- [YOUR INSTRUCTIONS]
All records must be quoted exactly. Omit the pictures.

- [DATA FOR THE TASK]

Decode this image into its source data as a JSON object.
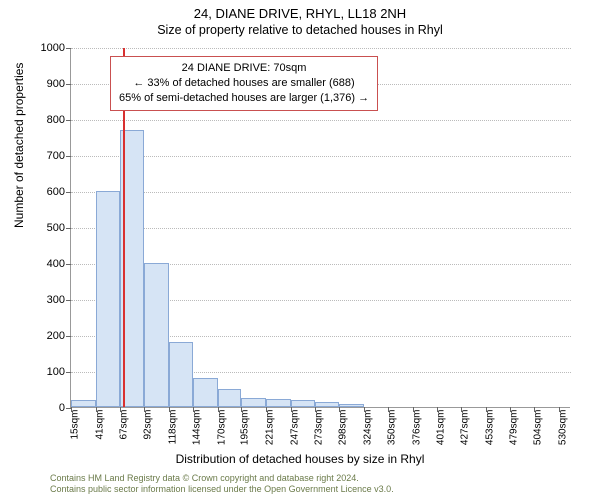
{
  "title": "24, DIANE DRIVE, RHYL, LL18 2NH",
  "subtitle": "Size of property relative to detached houses in Rhyl",
  "y_axis_label": "Number of detached properties",
  "x_axis_label": "Distribution of detached houses by size in Rhyl",
  "chart": {
    "type": "histogram",
    "background_color": "#ffffff",
    "bar_fill": "#d6e4f5",
    "bar_stroke": "#8aa9d6",
    "grid_color": "#bbbbbb",
    "axis_color": "#999999",
    "ref_line_color": "#d93030",
    "ref_line_x_sqm": 70,
    "xlim": [
      15,
      543
    ],
    "ylim": [
      0,
      1000
    ],
    "ytick_step": 100,
    "yticks": [
      0,
      100,
      200,
      300,
      400,
      500,
      600,
      700,
      800,
      900,
      1000
    ],
    "xticks": [
      15,
      41,
      67,
      92,
      118,
      144,
      170,
      195,
      221,
      247,
      273,
      298,
      324,
      350,
      376,
      401,
      427,
      453,
      479,
      504,
      530
    ],
    "xtick_unit": "sqm",
    "bars": [
      {
        "x0": 15,
        "x1": 41,
        "value": 20
      },
      {
        "x0": 41,
        "x1": 67,
        "value": 600
      },
      {
        "x0": 67,
        "x1": 92,
        "value": 770
      },
      {
        "x0": 92,
        "x1": 118,
        "value": 400
      },
      {
        "x0": 118,
        "x1": 144,
        "value": 180
      },
      {
        "x0": 144,
        "x1": 170,
        "value": 80
      },
      {
        "x0": 170,
        "x1": 195,
        "value": 50
      },
      {
        "x0": 195,
        "x1": 221,
        "value": 25
      },
      {
        "x0": 221,
        "x1": 247,
        "value": 22
      },
      {
        "x0": 247,
        "x1": 273,
        "value": 20
      },
      {
        "x0": 273,
        "x1": 298,
        "value": 15
      },
      {
        "x0": 298,
        "x1": 324,
        "value": 8
      }
    ]
  },
  "annotation": {
    "line1": "24 DIANE DRIVE: 70sqm",
    "line2": "← 33% of detached houses are smaller (688)",
    "line3": "65% of semi-detached houses are larger (1,376) →",
    "border_color": "#c95050"
  },
  "footer": {
    "line1": "Contains HM Land Registry data © Crown copyright and database right 2024.",
    "line2": "Contains public sector information licensed under the Open Government Licence v3.0."
  }
}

- [RESPONSE TO THIS EXERCISE]
Decode this image into its source data as a JSON object.
{
  "title": "24, DIANE DRIVE, RHYL, LL18 2NH",
  "subtitle": "Size of property relative to detached houses in Rhyl",
  "y_axis_label": "Number of detached properties",
  "x_axis_label": "Distribution of detached houses by size in Rhyl",
  "chart": {
    "type": "histogram",
    "background_color": "#ffffff",
    "bar_fill": "#d6e4f5",
    "bar_stroke": "#8aa9d6",
    "grid_color": "#bbbbbb",
    "axis_color": "#999999",
    "ref_line_color": "#d93030",
    "ref_line_x_sqm": 70,
    "xlim": [
      15,
      543
    ],
    "ylim": [
      0,
      1000
    ],
    "ytick_step": 100,
    "yticks": [
      0,
      100,
      200,
      300,
      400,
      500,
      600,
      700,
      800,
      900,
      1000
    ],
    "xticks": [
      15,
      41,
      67,
      92,
      118,
      144,
      170,
      195,
      221,
      247,
      273,
      298,
      324,
      350,
      376,
      401,
      427,
      453,
      479,
      504,
      530
    ],
    "xtick_unit": "sqm",
    "bars": [
      {
        "x0": 15,
        "x1": 41,
        "value": 20
      },
      {
        "x0": 41,
        "x1": 67,
        "value": 600
      },
      {
        "x0": 67,
        "x1": 92,
        "value": 770
      },
      {
        "x0": 92,
        "x1": 118,
        "value": 400
      },
      {
        "x0": 118,
        "x1": 144,
        "value": 180
      },
      {
        "x0": 144,
        "x1": 170,
        "value": 80
      },
      {
        "x0": 170,
        "x1": 195,
        "value": 50
      },
      {
        "x0": 195,
        "x1": 221,
        "value": 25
      },
      {
        "x0": 221,
        "x1": 247,
        "value": 22
      },
      {
        "x0": 247,
        "x1": 273,
        "value": 20
      },
      {
        "x0": 273,
        "x1": 298,
        "value": 15
      },
      {
        "x0": 298,
        "x1": 324,
        "value": 8
      }
    ]
  },
  "annotation": {
    "line1": "24 DIANE DRIVE: 70sqm",
    "line2": "← 33% of detached houses are smaller (688)",
    "line3": "65% of semi-detached houses are larger (1,376) →",
    "border_color": "#c95050"
  },
  "footer": {
    "line1": "Contains HM Land Registry data © Crown copyright and database right 2024.",
    "line2": "Contains public sector information licensed under the Open Government Licence v3.0."
  }
}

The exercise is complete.